[WORKING DATA]
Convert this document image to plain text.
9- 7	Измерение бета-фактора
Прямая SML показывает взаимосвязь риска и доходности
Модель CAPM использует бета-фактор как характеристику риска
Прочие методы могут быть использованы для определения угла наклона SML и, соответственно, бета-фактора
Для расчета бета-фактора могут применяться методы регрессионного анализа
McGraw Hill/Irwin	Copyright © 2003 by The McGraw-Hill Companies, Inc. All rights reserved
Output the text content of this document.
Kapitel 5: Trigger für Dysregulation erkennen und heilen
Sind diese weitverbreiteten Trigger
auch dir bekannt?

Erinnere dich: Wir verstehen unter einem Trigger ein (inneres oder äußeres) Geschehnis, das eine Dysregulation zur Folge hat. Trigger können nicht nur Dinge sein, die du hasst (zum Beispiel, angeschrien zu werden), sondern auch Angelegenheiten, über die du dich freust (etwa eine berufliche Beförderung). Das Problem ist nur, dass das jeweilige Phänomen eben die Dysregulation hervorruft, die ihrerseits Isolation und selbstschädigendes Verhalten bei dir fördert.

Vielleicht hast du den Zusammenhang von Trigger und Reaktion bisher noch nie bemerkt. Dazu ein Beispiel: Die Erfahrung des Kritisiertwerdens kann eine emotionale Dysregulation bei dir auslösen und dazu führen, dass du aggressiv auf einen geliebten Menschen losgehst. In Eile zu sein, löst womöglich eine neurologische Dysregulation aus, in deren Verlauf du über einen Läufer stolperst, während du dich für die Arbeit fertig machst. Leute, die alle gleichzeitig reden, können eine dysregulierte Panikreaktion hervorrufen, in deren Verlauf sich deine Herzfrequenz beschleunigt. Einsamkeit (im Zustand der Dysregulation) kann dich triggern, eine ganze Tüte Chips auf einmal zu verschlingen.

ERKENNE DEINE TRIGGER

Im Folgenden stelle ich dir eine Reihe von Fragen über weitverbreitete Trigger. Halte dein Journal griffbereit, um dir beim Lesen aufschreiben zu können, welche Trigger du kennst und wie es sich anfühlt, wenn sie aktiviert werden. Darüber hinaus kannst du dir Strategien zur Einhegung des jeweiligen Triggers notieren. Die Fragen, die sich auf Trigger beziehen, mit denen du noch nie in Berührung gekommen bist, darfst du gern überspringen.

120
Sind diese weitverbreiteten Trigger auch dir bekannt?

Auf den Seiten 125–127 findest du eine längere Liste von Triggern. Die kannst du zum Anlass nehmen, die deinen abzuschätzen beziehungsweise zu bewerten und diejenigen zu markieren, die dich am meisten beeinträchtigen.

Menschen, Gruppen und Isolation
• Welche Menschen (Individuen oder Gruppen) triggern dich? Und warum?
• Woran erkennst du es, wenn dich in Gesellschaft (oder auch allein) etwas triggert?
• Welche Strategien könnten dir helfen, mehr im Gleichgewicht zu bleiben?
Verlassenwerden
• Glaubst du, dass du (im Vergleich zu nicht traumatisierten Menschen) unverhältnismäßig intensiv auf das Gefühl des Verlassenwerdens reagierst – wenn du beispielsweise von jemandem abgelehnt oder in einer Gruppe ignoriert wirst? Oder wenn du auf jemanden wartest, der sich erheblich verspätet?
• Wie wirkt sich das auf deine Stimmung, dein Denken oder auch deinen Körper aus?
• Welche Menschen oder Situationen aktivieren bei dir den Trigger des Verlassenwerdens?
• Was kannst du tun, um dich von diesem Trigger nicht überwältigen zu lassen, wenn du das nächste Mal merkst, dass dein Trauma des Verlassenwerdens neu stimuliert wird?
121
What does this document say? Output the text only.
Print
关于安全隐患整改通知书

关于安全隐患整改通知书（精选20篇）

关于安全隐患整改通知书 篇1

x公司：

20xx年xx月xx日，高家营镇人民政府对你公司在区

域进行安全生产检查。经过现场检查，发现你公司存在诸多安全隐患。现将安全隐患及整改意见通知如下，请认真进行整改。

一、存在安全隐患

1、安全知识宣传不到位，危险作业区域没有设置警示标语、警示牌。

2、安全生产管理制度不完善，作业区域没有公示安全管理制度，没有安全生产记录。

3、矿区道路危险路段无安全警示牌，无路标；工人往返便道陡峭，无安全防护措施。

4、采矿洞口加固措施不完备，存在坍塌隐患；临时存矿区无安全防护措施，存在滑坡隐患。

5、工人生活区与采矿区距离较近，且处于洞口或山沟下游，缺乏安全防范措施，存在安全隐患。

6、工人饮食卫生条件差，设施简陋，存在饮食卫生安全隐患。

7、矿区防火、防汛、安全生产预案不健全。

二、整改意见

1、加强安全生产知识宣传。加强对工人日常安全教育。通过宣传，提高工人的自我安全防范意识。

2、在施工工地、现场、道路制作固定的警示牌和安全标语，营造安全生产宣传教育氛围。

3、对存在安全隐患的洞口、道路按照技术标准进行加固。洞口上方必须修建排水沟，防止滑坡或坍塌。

[THE REQUEST] Repeat only the stretch of lines that opens with the line containing "What does this" and closes with the final line of the entries, both included, exactly as written.

[WORKED ANSWER]
What does this document say? Output the text only.
Print
关于安全隐患整改通知书

关于安全隐患整改通知书（精选20篇）

关于安全隐患整改通知书 篇1

x公司：

20xx年xx月xx日，高家营镇人民政府对你公司在区

域进行安全生产检查。经过现场检查，发现你公司存在诸多安全隐患。现将安全隐患及整改意见通知如下，请认真进行整改。

一、存在安全隐患

1、安全知识宣传不到位，危险作业区域没有设置警示标语、警示牌。

2、安全生产管理制度不完善，作业区域没有公示安全管理制度，没有安全生产记录。

3、矿区道路危险路段无安全警示牌，无路标；工人往返便道陡峭，无安全防护措施。

4、采矿洞口加固措施不完备，存在坍塌隐患；临时存矿区无安全防护措施，存在滑坡隐患。

5、工人生活区与采矿区距离较近，且处于洞口或山沟下游，缺乏安全防范措施，存在安全隐患。

6、工人饮食卫生条件差，设施简陋，存在饮食卫生安全隐患。

7、矿区防火、防汛、安全生产预案不健全。

二、整改意见

1、加强安全生产知识宣传。加强对工人日常安全教育。通过宣传，提高工人的自我安全防范意识。

2、在施工工地、现场、道路制作固定的警示牌和安全标语，营造安全生产宣传教育氛围。

3、对存在安全隐患的洞口、道路按照技术标准进行加固。洞口上方必须修建排水沟，防止滑坡或坍塌。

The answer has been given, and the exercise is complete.